◆ GOAL
Search the material for the word "медицинская" and copy each line that holds it.

◆ SUPPLIED DATA

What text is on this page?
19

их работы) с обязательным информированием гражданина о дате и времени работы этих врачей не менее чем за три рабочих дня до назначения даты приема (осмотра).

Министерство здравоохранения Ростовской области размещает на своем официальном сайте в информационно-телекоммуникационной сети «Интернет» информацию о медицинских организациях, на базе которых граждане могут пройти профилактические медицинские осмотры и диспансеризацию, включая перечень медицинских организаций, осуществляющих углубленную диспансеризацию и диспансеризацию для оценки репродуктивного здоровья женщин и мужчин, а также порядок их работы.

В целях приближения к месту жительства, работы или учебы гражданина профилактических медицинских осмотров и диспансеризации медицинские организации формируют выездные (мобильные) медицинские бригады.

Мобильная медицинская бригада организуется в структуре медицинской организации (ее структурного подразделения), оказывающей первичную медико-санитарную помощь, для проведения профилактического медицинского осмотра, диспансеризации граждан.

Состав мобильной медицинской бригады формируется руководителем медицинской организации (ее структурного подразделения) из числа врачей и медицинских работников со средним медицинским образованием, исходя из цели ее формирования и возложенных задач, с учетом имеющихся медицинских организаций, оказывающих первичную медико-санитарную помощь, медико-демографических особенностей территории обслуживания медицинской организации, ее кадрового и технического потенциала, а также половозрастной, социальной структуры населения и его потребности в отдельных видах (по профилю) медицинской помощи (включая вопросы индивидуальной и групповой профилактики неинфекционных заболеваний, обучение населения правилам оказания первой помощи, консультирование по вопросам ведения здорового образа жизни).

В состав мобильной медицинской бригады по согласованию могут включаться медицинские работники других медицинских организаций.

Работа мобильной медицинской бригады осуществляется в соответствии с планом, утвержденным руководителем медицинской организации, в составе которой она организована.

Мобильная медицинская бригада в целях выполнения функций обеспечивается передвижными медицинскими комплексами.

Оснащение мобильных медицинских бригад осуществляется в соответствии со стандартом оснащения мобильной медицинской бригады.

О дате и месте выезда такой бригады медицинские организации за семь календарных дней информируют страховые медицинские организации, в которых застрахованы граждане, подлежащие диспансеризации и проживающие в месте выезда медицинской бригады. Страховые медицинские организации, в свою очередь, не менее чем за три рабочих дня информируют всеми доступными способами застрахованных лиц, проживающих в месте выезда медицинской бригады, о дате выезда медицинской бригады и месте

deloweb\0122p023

◆ TASK OUTPUT
Мобильная медицинская бригада организуется в структуре медицинской организации (ее структурного подразделения), оказывающей первичную медико-санитарную помощь, для проведения профилактического медицинского осмотра, диспансеризации граждан.
Мобильная медицинская бригада в целях выполнения функций обеспечивается передвижными медицинскими комплексами.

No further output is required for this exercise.